The exercise
Return all lines that include the string "color".

▽

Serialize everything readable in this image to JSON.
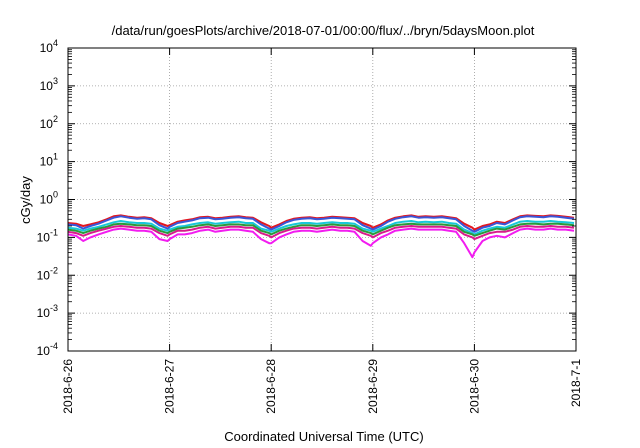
{
  "chart_data": {
    "type": "line",
    "title": "/data/run/goesPlots/archive/2018-07-01/00:00/flux/../bryn/5daysMoon.plot",
    "xlabel": "Coordinated Universal Time (UTC)",
    "ylabel": "cGy/day",
    "yscale": "log",
    "ylim": [
      0.0001,
      10000
    ],
    "xlim": [
      "2018-06-26",
      "2018-07-01"
    ],
    "grid": true,
    "x_tick_labels": [
      "2018-6-26",
      "2018-6-27",
      "2018-6-28",
      "2018-6-29",
      "2018-6-30",
      "2018-7-1"
    ],
    "y_tick_labels": [
      {
        "base": "10",
        "exp": "-4"
      },
      {
        "base": "10",
        "exp": "-3"
      },
      {
        "base": "10",
        "exp": "-2"
      },
      {
        "base": "10",
        "exp": "-1"
      },
      {
        "base": "10",
        "exp": "0"
      },
      {
        "base": "10",
        "exp": "1"
      },
      {
        "base": "10",
        "exp": "2"
      },
      {
        "base": "10",
        "exp": "3"
      },
      {
        "base": "10",
        "exp": "4"
      }
    ],
    "x_days": [
      0.0,
      0.08,
      0.15,
      0.22,
      0.3,
      0.38,
      0.45,
      0.52,
      0.6,
      0.68,
      0.75,
      0.82,
      0.9,
      0.98,
      1.0,
      1.08,
      1.15,
      1.22,
      1.3,
      1.38,
      1.45,
      1.52,
      1.6,
      1.68,
      1.75,
      1.82,
      1.9,
      1.98,
      2.0,
      2.08,
      2.15,
      2.22,
      2.3,
      2.38,
      2.45,
      2.52,
      2.6,
      2.68,
      2.75,
      2.82,
      2.9,
      2.98,
      3.0,
      3.08,
      3.15,
      3.22,
      3.3,
      3.38,
      3.45,
      3.52,
      3.6,
      3.68,
      3.75,
      3.82,
      3.9,
      3.98,
      4.0,
      4.08,
      4.15,
      4.22,
      4.3,
      4.38,
      4.45,
      4.52,
      4.6,
      4.68,
      4.75,
      4.82,
      4.9,
      4.98
    ],
    "series": [
      {
        "color": "#e3161f",
        "values": [
          0.24,
          0.23,
          0.2,
          0.22,
          0.25,
          0.3,
          0.36,
          0.38,
          0.35,
          0.33,
          0.34,
          0.32,
          0.24,
          0.2,
          0.21,
          0.26,
          0.28,
          0.3,
          0.34,
          0.35,
          0.32,
          0.33,
          0.35,
          0.36,
          0.34,
          0.33,
          0.25,
          0.2,
          0.18,
          0.22,
          0.27,
          0.31,
          0.33,
          0.34,
          0.32,
          0.33,
          0.35,
          0.34,
          0.33,
          0.32,
          0.24,
          0.2,
          0.18,
          0.22,
          0.28,
          0.33,
          0.36,
          0.38,
          0.35,
          0.36,
          0.35,
          0.36,
          0.34,
          0.32,
          0.23,
          0.18,
          0.16,
          0.2,
          0.22,
          0.26,
          0.24,
          0.3,
          0.36,
          0.38,
          0.37,
          0.36,
          0.38,
          0.37,
          0.35,
          0.33
        ]
      },
      {
        "color": "#3a56d8",
        "values": [
          0.22,
          0.21,
          0.17,
          0.2,
          0.23,
          0.28,
          0.33,
          0.36,
          0.33,
          0.31,
          0.32,
          0.3,
          0.21,
          0.17,
          0.19,
          0.24,
          0.26,
          0.28,
          0.32,
          0.33,
          0.3,
          0.31,
          0.33,
          0.34,
          0.32,
          0.31,
          0.22,
          0.17,
          0.16,
          0.2,
          0.25,
          0.29,
          0.31,
          0.32,
          0.3,
          0.31,
          0.33,
          0.32,
          0.31,
          0.3,
          0.21,
          0.17,
          0.16,
          0.2,
          0.26,
          0.31,
          0.34,
          0.36,
          0.33,
          0.34,
          0.33,
          0.34,
          0.32,
          0.3,
          0.2,
          0.15,
          0.14,
          0.18,
          0.2,
          0.24,
          0.22,
          0.28,
          0.34,
          0.36,
          0.35,
          0.34,
          0.36,
          0.35,
          0.33,
          0.31
        ]
      },
      {
        "color": "#18c8d8",
        "values": [
          0.18,
          0.17,
          0.15,
          0.17,
          0.19,
          0.22,
          0.25,
          0.27,
          0.25,
          0.24,
          0.24,
          0.23,
          0.17,
          0.15,
          0.16,
          0.19,
          0.2,
          0.22,
          0.24,
          0.25,
          0.23,
          0.24,
          0.25,
          0.26,
          0.24,
          0.24,
          0.17,
          0.15,
          0.14,
          0.17,
          0.2,
          0.22,
          0.24,
          0.24,
          0.23,
          0.24,
          0.25,
          0.24,
          0.24,
          0.23,
          0.17,
          0.15,
          0.14,
          0.17,
          0.2,
          0.24,
          0.26,
          0.27,
          0.25,
          0.26,
          0.25,
          0.26,
          0.24,
          0.23,
          0.16,
          0.13,
          0.12,
          0.15,
          0.17,
          0.19,
          0.18,
          0.22,
          0.26,
          0.27,
          0.26,
          0.26,
          0.27,
          0.26,
          0.25,
          0.24
        ]
      },
      {
        "color": "#2a9a3a",
        "values": [
          0.16,
          0.15,
          0.13,
          0.15,
          0.17,
          0.19,
          0.22,
          0.23,
          0.22,
          0.21,
          0.21,
          0.2,
          0.15,
          0.13,
          0.14,
          0.17,
          0.18,
          0.19,
          0.21,
          0.22,
          0.2,
          0.21,
          0.22,
          0.22,
          0.21,
          0.21,
          0.15,
          0.13,
          0.12,
          0.15,
          0.17,
          0.19,
          0.21,
          0.21,
          0.2,
          0.21,
          0.22,
          0.21,
          0.21,
          0.2,
          0.15,
          0.13,
          0.12,
          0.15,
          0.18,
          0.21,
          0.22,
          0.23,
          0.22,
          0.22,
          0.22,
          0.22,
          0.21,
          0.2,
          0.14,
          0.12,
          0.11,
          0.13,
          0.15,
          0.17,
          0.16,
          0.19,
          0.22,
          0.23,
          0.23,
          0.22,
          0.23,
          0.23,
          0.22,
          0.21
        ]
      },
      {
        "color": "#d81b8c",
        "values": [
          0.14,
          0.13,
          0.11,
          0.13,
          0.15,
          0.17,
          0.19,
          0.2,
          0.19,
          0.18,
          0.18,
          0.17,
          0.13,
          0.11,
          0.12,
          0.15,
          0.15,
          0.16,
          0.18,
          0.19,
          0.17,
          0.18,
          0.19,
          0.19,
          0.18,
          0.18,
          0.13,
          0.11,
          0.1,
          0.13,
          0.15,
          0.17,
          0.18,
          0.18,
          0.17,
          0.18,
          0.19,
          0.18,
          0.18,
          0.17,
          0.13,
          0.11,
          0.1,
          0.13,
          0.15,
          0.18,
          0.19,
          0.2,
          0.19,
          0.19,
          0.19,
          0.19,
          0.18,
          0.17,
          0.12,
          0.1,
          0.09,
          0.11,
          0.13,
          0.14,
          0.14,
          0.16,
          0.19,
          0.2,
          0.19,
          0.19,
          0.2,
          0.19,
          0.19,
          0.18
        ]
      },
      {
        "color": "#f21cf0",
        "values": [
          0.12,
          0.11,
          0.08,
          0.1,
          0.12,
          0.14,
          0.16,
          0.17,
          0.16,
          0.15,
          0.15,
          0.14,
          0.09,
          0.08,
          0.09,
          0.12,
          0.12,
          0.13,
          0.15,
          0.16,
          0.14,
          0.15,
          0.16,
          0.16,
          0.15,
          0.14,
          0.09,
          0.07,
          0.07,
          0.1,
          0.12,
          0.14,
          0.15,
          0.15,
          0.14,
          0.15,
          0.16,
          0.15,
          0.15,
          0.14,
          0.08,
          0.06,
          0.07,
          0.1,
          0.12,
          0.15,
          0.16,
          0.17,
          0.16,
          0.16,
          0.16,
          0.16,
          0.15,
          0.14,
          0.07,
          0.03,
          0.04,
          0.08,
          0.1,
          0.11,
          0.1,
          0.13,
          0.16,
          0.17,
          0.16,
          0.16,
          0.17,
          0.16,
          0.16,
          0.15
        ]
      }
    ]
  }
}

△

Worked solution
        "color": "#e3161f",
        "color": "#3a56d8",
        "color": "#18c8d8",
        "color": "#2a9a3a",
        "color": "#d81b8c",
        "color": "#f21cf0",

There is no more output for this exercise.